◆ Stated task ◆
Repeat all of the material below exactly as written, images excluded.

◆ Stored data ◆

++++++++++++++++++++

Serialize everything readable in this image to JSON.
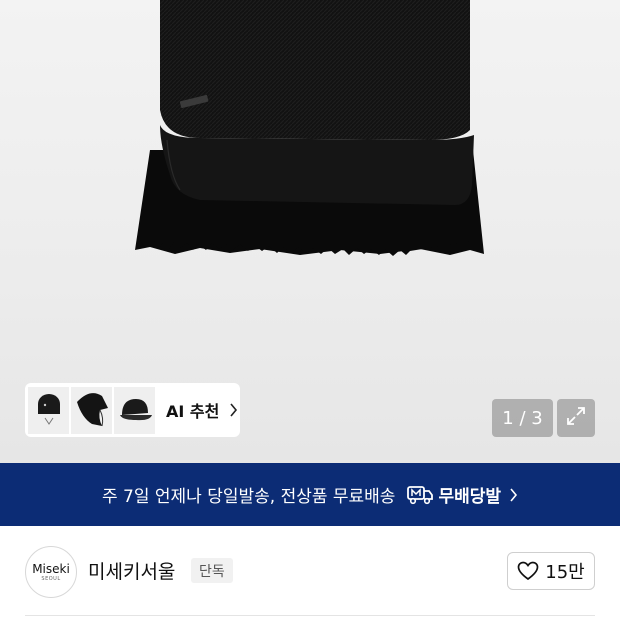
{
  "gallery": {
    "pager_current": "1",
    "pager_separator": "/",
    "pager_total": "3",
    "image_count_text": "1 / 3"
  },
  "ai_recommend": {
    "label": "AI 추천",
    "thumbnails": [
      "hat-thumbnail-1",
      "hat-thumbnail-2",
      "hat-thumbnail-3"
    ]
  },
  "delivery_banner": {
    "text": "주 7일 언제나 당일발송, 전상품 무료배송",
    "brand": "무배당발",
    "background": "#0c2c75"
  },
  "seller": {
    "logo_text": "Miseki",
    "logo_subtext": "SEOUL",
    "name": "미세키서울",
    "badge": "단독"
  },
  "like": {
    "count": "15만"
  },
  "icons": {
    "expand": "expand-icon",
    "chevron": "chevron-right-icon",
    "heart": "heart-icon",
    "delivery": "delivery-truck-icon"
  }
}
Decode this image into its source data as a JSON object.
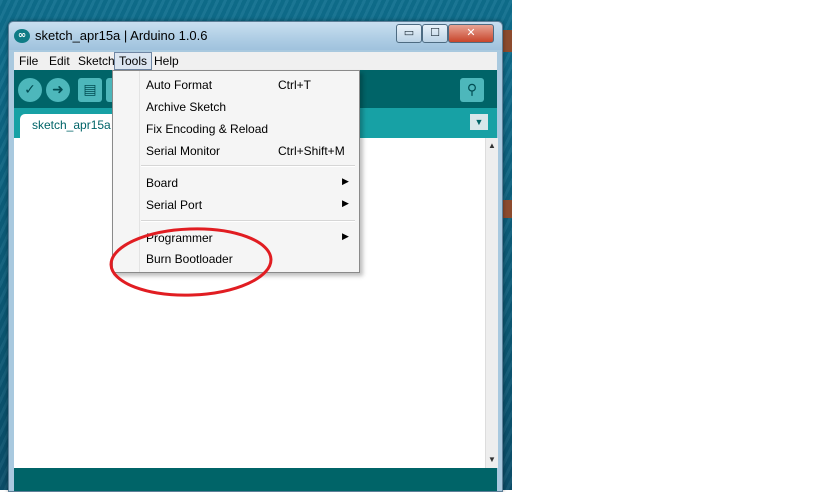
{
  "window": {
    "title": "sketch_apr15a | Arduino 1.0.6",
    "app_icon": "arduino-logo-icon"
  },
  "title_buttons": {
    "minimize": "▭",
    "maximize": "☐",
    "close": "✕"
  },
  "menubar": {
    "items": [
      "File",
      "Edit",
      "Sketch",
      "Tools",
      "Help"
    ],
    "active": "Tools"
  },
  "toolbar": {
    "verify_icon": "check-icon",
    "upload_icon": "arrow-right-icon",
    "new_icon": "new-file-icon",
    "open_icon": "open-icon",
    "serial_icon": "magnifier-icon"
  },
  "tab": {
    "label": "sketch_apr15a",
    "menu_icon": "triangle-down-icon"
  },
  "tools_menu": {
    "items": [
      {
        "label": "Auto Format",
        "shortcut": "Ctrl+T"
      },
      {
        "label": "Archive Sketch",
        "shortcut": ""
      },
      {
        "label": "Fix Encoding & Reload",
        "shortcut": ""
      },
      {
        "label": "Serial Monitor",
        "shortcut": "Ctrl+Shift+M"
      },
      {
        "label": "Board",
        "submenu": true
      },
      {
        "label": "Serial Port",
        "submenu": true
      },
      {
        "label": "Programmer",
        "submenu": true
      },
      {
        "label": "Burn Bootloader",
        "shortcut": ""
      }
    ],
    "submenu_arrow": "▶"
  },
  "annotation": {
    "shape": "ellipse",
    "color": "#e11d22",
    "encloses": [
      "Programmer",
      "Burn Bootloader"
    ]
  },
  "colors": {
    "toolbar": "#006468",
    "tabbar": "#17a1a5",
    "accent": "#4db7bb"
  }
}
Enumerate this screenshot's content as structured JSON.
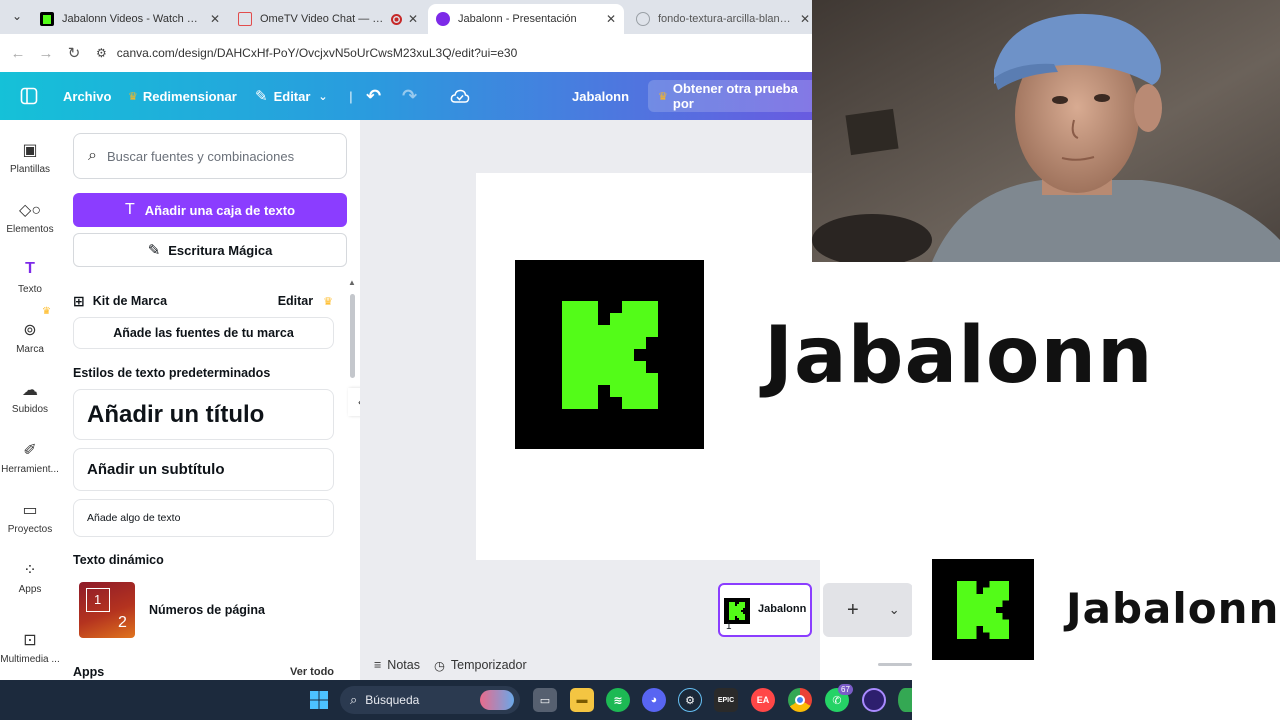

++++++++++++++++++++

◆ Complete output ◆
Serialize everything readable in this image to JSON.
{
  "gallery": {
    "pager_current": "1",
    "pager_separator": "/",
    "pager_total": "3",
    "image_count_text": "1 / 3"
  },
  "ai_recommend": {
    "label": "AI 추천",
    "thumbnails": [
      "hat-thumbnail-1",
      "hat-thumbnail-2",
      "hat-thumbnail-3"
    ]
  },
  "delivery_banner": {
    "text": "주 7일 언제나 당일발송, 전상품 무료배송",
    "brand": "무배당발",
    "background": "#0c2c75"
  },
  "seller": {
    "logo_text": "Miseki",
    "logo_subtext": "SEOUL",
    "name": "미세키서울",
    "badge": "단독"
  },
  "like": {
    "count": "15만"
  },
  "icons": {
    "expand": "expand-icon",
    "chevron": "chevron-right-icon",
    "heart": "heart-icon",
    "delivery": "delivery-truck-icon"
  }
}
Decode this image into its source data as a JSON object.
{
  "window": {
    "title": "sketch_apr15a | Arduino 1.0.6",
    "app_icon": "arduino-logo-icon"
  },
  "title_buttons": {
    "minimize": "▭",
    "maximize": "☐",
    "close": "✕"
  },
  "menubar": {
    "items": [
      "File",
      "Edit",
      "Sketch",
      "Tools",
      "Help"
    ],
    "active": "Tools"
  },
  "toolbar": {
    "verify_icon": "check-icon",
    "upload_icon": "arrow-right-icon",
    "new_icon": "new-file-icon",
    "open_icon": "open-icon",
    "serial_icon": "magnifier-icon"
  },
  "tab": {
    "label": "sketch_apr15a",
    "menu_icon": "triangle-down-icon"
  },
  "tools_menu": {
    "items": [
      {
        "label": "Auto Format",
        "shortcut": "Ctrl+T"
      },
      {
        "label": "Archive Sketch",
        "shortcut": ""
      },
      {
        "label": "Fix Encoding & Reload",
        "shortcut": ""
      },
      {
        "label": "Serial Monitor",
        "shortcut": "Ctrl+Shift+M"
      },
      {
        "label": "Board",
        "submenu": true
      },
      {
        "label": "Serial Port",
        "submenu": true
      },
      {
        "label": "Programmer",
        "submenu": true
      },
      {
        "label": "Burn Bootloader",
        "shortcut": ""
      }
    ],
    "submenu_arrow": "▶"
  },
  "annotation": {
    "shape": "ellipse",
    "color": "#e11d22",
    "encloses": [
      "Programmer",
      "Burn Bootloader"
    ]
  },
  "colors": {
    "toolbar": "#006468",
    "tabbar": "#17a1a5",
    "accent": "#4db7bb"
  }
}
Enumerate this screenshot's content as structured JSON.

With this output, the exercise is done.